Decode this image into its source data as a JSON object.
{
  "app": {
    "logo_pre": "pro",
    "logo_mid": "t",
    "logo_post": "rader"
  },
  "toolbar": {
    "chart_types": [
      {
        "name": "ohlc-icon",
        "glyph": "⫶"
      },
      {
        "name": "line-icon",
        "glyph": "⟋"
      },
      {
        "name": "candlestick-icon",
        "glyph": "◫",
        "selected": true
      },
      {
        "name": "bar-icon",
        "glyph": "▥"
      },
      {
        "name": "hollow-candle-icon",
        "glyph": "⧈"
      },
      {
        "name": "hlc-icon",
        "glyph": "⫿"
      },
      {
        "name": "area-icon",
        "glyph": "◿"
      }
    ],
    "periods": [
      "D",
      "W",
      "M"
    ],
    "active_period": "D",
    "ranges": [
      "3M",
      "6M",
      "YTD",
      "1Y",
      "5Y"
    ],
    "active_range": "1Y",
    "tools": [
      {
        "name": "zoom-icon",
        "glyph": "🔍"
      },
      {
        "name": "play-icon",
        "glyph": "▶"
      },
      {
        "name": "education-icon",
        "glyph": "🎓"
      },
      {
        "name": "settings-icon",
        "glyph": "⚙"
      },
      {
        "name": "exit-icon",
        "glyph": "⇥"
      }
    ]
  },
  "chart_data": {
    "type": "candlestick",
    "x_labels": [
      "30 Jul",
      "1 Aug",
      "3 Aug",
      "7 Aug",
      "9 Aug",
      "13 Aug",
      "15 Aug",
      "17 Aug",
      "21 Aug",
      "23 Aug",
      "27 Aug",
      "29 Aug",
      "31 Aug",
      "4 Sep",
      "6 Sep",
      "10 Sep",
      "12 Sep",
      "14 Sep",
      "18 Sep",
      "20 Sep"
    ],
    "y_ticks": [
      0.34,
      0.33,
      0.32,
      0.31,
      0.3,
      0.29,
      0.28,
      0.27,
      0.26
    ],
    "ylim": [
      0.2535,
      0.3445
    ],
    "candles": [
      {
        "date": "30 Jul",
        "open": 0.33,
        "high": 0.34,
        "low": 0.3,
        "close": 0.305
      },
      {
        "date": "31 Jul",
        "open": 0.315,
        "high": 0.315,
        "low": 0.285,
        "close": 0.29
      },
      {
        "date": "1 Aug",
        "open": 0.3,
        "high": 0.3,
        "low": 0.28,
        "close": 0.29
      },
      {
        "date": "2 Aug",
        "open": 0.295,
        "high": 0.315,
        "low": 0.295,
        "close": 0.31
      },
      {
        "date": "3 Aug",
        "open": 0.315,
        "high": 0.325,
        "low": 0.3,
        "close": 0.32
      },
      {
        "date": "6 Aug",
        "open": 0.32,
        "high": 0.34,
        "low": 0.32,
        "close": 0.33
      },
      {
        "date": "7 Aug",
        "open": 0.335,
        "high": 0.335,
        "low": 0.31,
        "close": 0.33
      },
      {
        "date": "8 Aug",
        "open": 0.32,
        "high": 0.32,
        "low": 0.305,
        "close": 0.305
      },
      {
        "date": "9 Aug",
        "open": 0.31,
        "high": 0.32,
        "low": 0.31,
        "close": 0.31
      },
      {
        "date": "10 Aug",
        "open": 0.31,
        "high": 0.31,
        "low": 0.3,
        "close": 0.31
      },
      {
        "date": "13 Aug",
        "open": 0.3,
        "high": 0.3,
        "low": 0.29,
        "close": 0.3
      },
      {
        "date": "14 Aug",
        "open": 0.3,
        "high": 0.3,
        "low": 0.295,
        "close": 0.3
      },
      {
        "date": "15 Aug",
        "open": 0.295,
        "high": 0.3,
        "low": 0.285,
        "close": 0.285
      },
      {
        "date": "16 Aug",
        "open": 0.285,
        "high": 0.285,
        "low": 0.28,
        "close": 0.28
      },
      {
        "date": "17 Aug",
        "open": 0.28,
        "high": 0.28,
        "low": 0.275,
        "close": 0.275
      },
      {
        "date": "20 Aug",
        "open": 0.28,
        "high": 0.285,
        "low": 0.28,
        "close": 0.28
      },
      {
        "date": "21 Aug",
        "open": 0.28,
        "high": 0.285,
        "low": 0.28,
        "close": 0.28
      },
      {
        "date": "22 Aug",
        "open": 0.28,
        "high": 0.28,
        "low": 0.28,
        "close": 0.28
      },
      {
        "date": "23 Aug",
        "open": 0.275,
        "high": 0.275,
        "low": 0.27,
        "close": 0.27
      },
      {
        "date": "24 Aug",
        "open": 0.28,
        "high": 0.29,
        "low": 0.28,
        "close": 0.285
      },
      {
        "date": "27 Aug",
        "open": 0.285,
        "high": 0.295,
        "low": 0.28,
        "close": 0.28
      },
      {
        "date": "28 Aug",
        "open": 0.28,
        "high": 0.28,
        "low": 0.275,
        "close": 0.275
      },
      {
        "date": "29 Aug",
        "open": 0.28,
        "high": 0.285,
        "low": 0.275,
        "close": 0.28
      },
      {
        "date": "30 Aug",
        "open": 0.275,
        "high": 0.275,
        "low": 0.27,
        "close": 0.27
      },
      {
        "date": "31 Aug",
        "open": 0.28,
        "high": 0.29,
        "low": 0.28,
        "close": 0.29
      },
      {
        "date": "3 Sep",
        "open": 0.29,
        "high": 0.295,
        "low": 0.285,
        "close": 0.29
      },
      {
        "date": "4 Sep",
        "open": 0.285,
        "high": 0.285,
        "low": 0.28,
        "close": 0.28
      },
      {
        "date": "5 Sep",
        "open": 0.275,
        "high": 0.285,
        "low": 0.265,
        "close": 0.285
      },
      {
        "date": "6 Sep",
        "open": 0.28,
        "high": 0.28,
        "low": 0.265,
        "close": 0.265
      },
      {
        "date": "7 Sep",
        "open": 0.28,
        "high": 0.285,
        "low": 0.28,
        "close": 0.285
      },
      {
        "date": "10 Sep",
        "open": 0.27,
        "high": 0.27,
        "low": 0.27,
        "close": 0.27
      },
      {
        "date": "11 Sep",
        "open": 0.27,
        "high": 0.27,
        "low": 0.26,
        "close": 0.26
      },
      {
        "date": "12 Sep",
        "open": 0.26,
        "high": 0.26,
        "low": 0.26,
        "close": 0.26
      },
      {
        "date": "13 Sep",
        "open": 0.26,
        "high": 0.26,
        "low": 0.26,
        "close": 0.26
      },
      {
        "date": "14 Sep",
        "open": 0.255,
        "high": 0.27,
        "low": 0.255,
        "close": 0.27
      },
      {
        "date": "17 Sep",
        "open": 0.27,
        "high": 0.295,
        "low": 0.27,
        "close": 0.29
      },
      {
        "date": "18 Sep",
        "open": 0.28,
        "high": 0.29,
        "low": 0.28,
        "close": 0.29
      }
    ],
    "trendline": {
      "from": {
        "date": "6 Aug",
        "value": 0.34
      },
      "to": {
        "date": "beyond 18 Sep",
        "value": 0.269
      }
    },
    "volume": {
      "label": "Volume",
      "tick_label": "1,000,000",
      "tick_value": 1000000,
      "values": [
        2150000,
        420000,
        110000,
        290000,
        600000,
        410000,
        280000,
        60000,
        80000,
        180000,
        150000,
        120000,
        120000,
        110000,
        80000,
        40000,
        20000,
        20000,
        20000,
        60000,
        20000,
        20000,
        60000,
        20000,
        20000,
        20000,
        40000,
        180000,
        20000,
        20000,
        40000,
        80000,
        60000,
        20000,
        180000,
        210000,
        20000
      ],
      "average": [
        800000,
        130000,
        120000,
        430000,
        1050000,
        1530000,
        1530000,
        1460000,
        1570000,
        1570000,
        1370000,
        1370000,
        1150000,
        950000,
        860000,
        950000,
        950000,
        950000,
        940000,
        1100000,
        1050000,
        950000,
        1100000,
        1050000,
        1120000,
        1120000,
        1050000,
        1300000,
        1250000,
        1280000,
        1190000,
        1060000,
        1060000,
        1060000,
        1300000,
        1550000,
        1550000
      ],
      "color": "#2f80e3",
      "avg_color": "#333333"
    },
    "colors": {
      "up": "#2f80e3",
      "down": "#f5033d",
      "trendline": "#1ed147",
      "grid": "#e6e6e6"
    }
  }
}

════════════════

PROBLEM REQUIREMENTS - Show the lines of the material that contain the word "icon".

PROBLEM SOLUTION -
        "name": "ohlc-icon",
        "name": "line-icon",
        "name": "candlestick-icon",
        "name": "bar-icon",
        "name": "hollow-candle-icon",
        "name": "hlc-icon",
        "name": "area-icon",
        "name": "zoom-icon",
        "name": "play-icon",
        "name": "education-icon",
        "name": "settings-icon",
        "name": "exit-icon",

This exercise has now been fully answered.